Required task - Copy out, unchanged, the entries below from the "What does this" line to the final line. Omit pictures.

Start Dataset

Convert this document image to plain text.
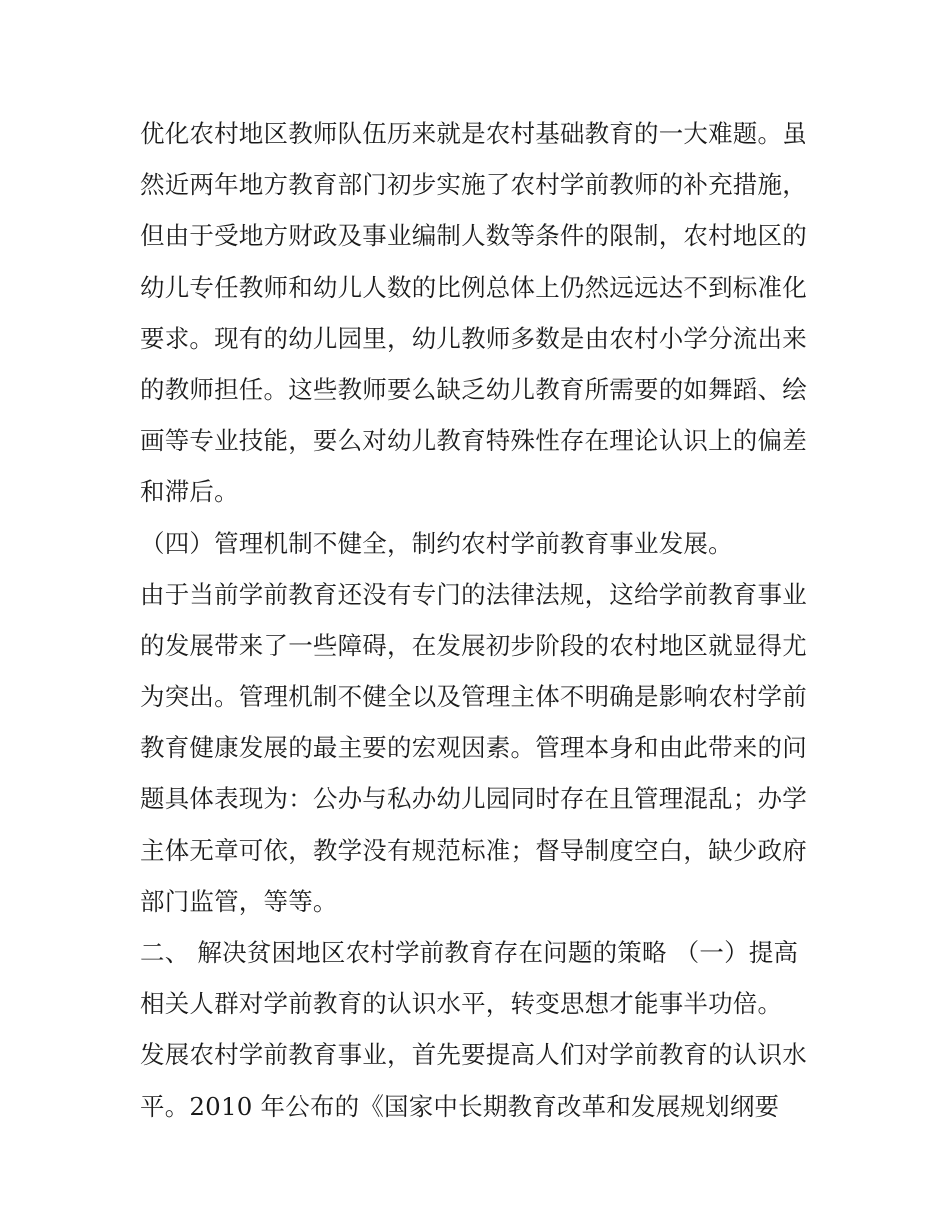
优化农村地区教师队伍历来就是农村基础教育的一大难题。虽
然近两年地方教育部门初步实施了农村学前教师的补充措施，
但由于受地方财政及事业编制人数等条件的限制，农村地区的
幼儿专任教师和幼儿人数的比例总体上仍然远远达不到标准化
要求。现有的幼儿园里，幼儿教师多数是由农村小学分流出来
的教师担任。这些教师要么缺乏幼儿教育所需要的如舞蹈、绘
画等专业技能，要么对幼儿教育特殊性存在理论认识上的偏差
和滞后。
（四）管理机制不健全，制约农村学前教育事业发展。
由于当前学前教育还没有专门的法律法规，这给学前教育事业
的发展带来了一些障碍，在发展初步阶段的农村地区就显得尤
为突出。管理机制不健全以及管理主体不明确是影响农村学前
教育健康发展的最主要的宏观因素。管理本身和由此带来的问
题具体表现为：公办与私办幼儿园同时存在且管理混乱；办学
主体无章可依，教学没有规范标准；督导制度空白，缺少政府
部门监管，等等。
二、 解决贫困地区农村学前教育存在问题的策略 （一）提高
相关人群对学前教育的认识水平，转变思想才能事半功倍。
发展农村学前教育事业，首先要提高人们对学前教育的认识水
平。2010 年公布的《国家中长期教育改革和发展规划纲要
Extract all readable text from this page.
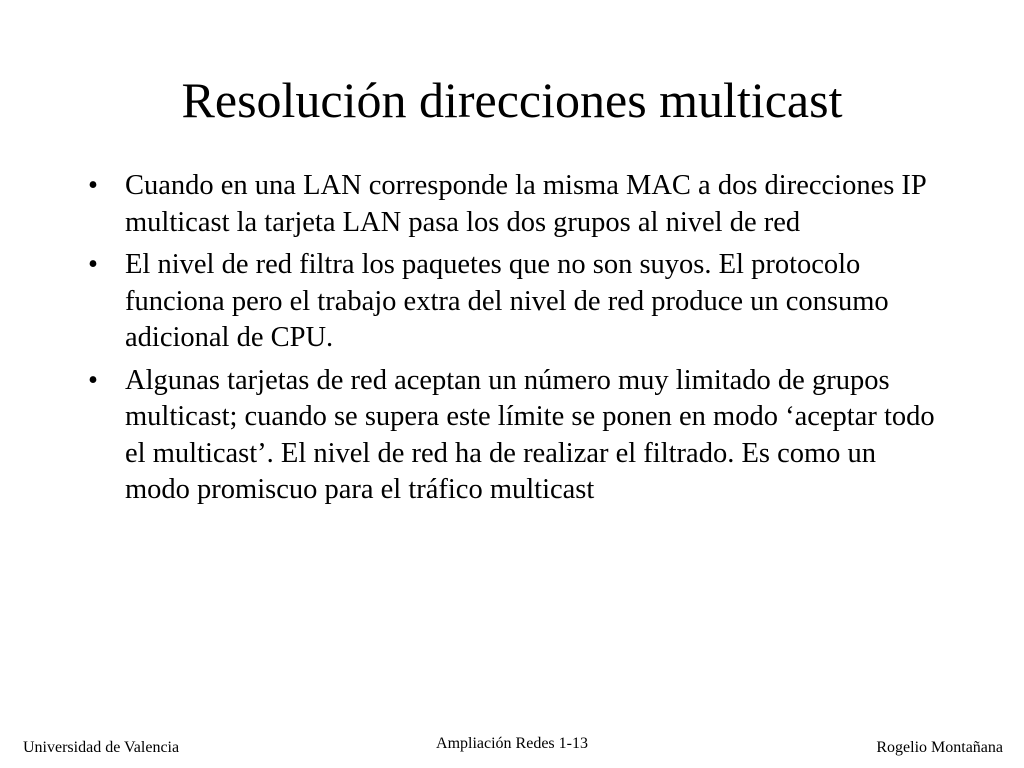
Resolución direcciones multicast
• Cuando en una LAN corresponde la misma MAC a dos direcciones IP multicast la tarjeta LAN pasa los dos grupos al nivel de red
• El nivel de red filtra los paquetes que no son suyos. El protocolo funciona pero el trabajo extra del nivel de red produce un consumo adicional de CPU.
• Algunas tarjetas de red aceptan un número muy limitado de grupos multicast; cuando se supera este límite se ponen en modo ‘aceptar todo el multicast’. El nivel de red ha de realizar el filtrado. Es como un modo promiscuo para el tráfico multicast
Universidad de Valencia	Ampliación Redes 1-13	Rogelio Montañana
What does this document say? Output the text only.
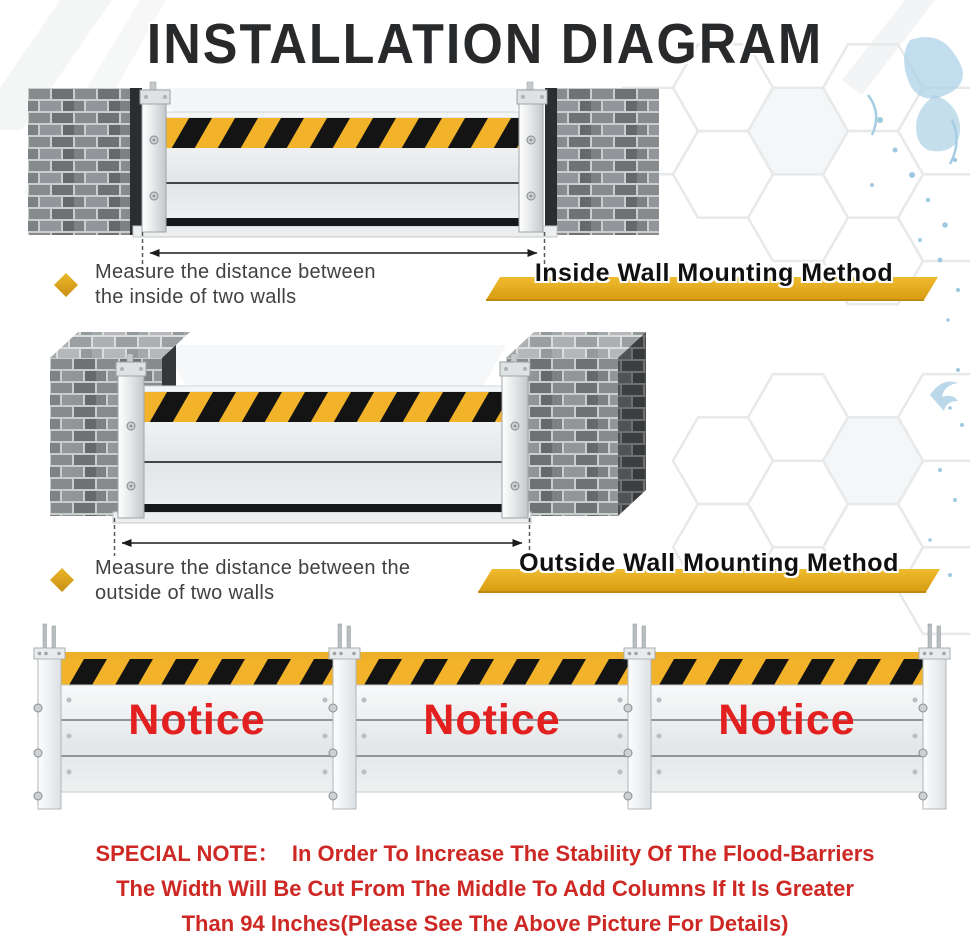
INSTALLATION DIAGRAM
Measure the distance between
the inside of two walls
Inside Wall Mounting Method
Measure the distance between the
outside of two walls
Outside Wall Mounting Method
Notice	Notice	Notice
SPECIAL NOTE：  In Order To Increase The Stability Of The Flood-Barriers
The Width Will Be Cut From The Middle To Add Columns If It Is Greater
Than 94 Inches(Please See The Above Picture For Details)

End Dataset

The result -
What does this document say? Output the text only.
INSTALLATION DIAGRAM
Measure the distance between
the inside of two walls
Inside Wall Mounting Method
Measure the distance between the
outside of two walls
Outside Wall Mounting Method
Notice	Notice	Notice
SPECIAL NOTE：  In Order To Increase The Stability Of The Flood-Barriers
The Width Will Be Cut From The Middle To Add Columns If It Is Greater
Than 94 Inches(Please See The Above Picture For Details)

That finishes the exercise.